Scan the entries below and count the lines holding the string "ylabel". Supply only the number.
Start of SUPPLIED MATERIAL
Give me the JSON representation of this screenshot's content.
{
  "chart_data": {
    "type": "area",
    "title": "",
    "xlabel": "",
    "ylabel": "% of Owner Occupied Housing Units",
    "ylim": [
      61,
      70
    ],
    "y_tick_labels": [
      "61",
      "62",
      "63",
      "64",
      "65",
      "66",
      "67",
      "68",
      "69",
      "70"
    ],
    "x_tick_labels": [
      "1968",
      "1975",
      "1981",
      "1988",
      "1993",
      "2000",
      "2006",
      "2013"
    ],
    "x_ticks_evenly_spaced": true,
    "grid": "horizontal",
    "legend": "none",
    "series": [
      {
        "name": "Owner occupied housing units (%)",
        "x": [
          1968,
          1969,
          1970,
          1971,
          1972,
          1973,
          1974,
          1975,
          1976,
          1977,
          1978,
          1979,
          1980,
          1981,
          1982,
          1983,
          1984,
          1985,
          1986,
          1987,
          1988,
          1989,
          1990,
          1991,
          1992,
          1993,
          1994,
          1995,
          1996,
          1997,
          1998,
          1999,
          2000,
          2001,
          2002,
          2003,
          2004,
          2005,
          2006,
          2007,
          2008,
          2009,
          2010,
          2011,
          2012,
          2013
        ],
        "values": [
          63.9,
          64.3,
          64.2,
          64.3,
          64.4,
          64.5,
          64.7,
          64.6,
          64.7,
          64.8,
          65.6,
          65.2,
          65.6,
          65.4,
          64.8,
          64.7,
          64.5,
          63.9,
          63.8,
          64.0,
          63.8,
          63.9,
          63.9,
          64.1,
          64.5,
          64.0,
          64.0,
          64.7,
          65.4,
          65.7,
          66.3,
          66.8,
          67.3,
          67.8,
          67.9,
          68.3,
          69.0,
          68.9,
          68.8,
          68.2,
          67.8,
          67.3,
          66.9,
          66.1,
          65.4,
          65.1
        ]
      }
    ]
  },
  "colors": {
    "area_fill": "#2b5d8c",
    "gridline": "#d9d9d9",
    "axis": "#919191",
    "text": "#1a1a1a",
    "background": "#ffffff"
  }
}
End of SUPPLIED MATERIAL
Start of SUPPLIED MATERIAL
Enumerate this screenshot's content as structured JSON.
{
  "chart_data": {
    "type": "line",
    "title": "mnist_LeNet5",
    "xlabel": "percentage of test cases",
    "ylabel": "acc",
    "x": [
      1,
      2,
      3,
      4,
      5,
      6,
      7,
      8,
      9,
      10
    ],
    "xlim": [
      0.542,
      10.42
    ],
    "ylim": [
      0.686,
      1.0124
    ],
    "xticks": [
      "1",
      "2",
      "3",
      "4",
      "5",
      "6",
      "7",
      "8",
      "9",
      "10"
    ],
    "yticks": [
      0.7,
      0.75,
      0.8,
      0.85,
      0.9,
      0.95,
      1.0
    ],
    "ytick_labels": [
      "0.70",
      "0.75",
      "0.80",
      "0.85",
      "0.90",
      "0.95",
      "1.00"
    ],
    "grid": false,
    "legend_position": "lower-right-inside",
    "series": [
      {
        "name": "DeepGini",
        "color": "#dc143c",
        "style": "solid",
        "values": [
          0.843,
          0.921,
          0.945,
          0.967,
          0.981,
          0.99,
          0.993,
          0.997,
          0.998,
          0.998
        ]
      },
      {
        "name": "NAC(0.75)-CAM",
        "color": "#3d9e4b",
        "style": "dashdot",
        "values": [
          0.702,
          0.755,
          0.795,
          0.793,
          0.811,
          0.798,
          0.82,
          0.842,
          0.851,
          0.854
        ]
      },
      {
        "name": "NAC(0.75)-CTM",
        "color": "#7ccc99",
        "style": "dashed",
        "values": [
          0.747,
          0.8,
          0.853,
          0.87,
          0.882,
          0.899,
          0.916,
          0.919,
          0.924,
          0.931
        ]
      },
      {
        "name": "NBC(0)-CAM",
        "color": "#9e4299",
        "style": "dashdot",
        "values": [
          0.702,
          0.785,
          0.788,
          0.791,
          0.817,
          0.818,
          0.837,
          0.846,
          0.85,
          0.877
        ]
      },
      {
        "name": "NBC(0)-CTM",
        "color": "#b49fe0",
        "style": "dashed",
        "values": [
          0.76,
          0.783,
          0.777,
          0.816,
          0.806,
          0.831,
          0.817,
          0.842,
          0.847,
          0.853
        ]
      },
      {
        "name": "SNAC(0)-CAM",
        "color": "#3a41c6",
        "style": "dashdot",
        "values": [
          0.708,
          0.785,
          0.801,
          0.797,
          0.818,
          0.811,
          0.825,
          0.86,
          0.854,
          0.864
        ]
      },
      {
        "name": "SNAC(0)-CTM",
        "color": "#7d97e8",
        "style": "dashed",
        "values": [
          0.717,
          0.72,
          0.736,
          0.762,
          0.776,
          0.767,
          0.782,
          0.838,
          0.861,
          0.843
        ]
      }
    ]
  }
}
End of SUPPLIED MATERIAL
Start of SUPPLIED MATERIAL
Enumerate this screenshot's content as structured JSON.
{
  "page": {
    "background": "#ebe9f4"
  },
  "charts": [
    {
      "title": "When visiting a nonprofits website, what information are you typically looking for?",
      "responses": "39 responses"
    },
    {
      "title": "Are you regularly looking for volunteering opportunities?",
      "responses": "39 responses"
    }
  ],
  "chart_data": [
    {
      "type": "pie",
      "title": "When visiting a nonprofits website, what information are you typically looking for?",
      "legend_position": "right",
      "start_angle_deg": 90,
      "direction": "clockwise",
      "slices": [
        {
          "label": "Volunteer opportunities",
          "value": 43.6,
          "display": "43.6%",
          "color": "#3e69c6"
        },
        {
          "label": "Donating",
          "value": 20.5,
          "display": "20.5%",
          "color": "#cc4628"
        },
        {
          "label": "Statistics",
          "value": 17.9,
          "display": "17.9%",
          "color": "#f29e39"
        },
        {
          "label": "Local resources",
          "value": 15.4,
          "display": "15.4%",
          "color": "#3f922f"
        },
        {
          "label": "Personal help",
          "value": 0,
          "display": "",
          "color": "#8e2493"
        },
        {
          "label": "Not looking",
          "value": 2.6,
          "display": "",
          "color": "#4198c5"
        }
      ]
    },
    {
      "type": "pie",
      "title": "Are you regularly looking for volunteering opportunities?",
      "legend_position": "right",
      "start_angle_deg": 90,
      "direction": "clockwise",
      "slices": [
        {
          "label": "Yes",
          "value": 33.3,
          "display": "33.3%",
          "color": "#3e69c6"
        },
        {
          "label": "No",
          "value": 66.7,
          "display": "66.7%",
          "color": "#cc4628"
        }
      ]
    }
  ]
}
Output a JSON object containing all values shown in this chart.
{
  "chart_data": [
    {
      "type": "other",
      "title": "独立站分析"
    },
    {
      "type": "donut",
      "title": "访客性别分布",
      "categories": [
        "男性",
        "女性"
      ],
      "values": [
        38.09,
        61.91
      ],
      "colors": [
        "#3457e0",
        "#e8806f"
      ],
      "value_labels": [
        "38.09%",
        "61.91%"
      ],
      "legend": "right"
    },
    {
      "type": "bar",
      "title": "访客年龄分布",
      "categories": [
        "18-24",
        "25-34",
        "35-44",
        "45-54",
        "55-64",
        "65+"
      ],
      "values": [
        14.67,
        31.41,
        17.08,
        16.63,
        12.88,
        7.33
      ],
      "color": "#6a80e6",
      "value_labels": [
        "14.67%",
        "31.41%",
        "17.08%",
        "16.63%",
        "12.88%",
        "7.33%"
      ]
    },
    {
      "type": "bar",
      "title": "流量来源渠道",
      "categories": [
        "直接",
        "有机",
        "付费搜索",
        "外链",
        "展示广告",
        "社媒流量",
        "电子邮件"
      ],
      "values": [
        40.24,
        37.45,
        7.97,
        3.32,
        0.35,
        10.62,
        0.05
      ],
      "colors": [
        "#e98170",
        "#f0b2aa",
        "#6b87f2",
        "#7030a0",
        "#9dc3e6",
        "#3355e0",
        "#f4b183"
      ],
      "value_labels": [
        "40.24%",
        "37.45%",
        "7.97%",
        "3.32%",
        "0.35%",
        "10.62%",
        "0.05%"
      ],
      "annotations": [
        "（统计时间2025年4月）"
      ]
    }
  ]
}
End of SUPPLIED MATERIAL
WRITTEN SOLUTION: 2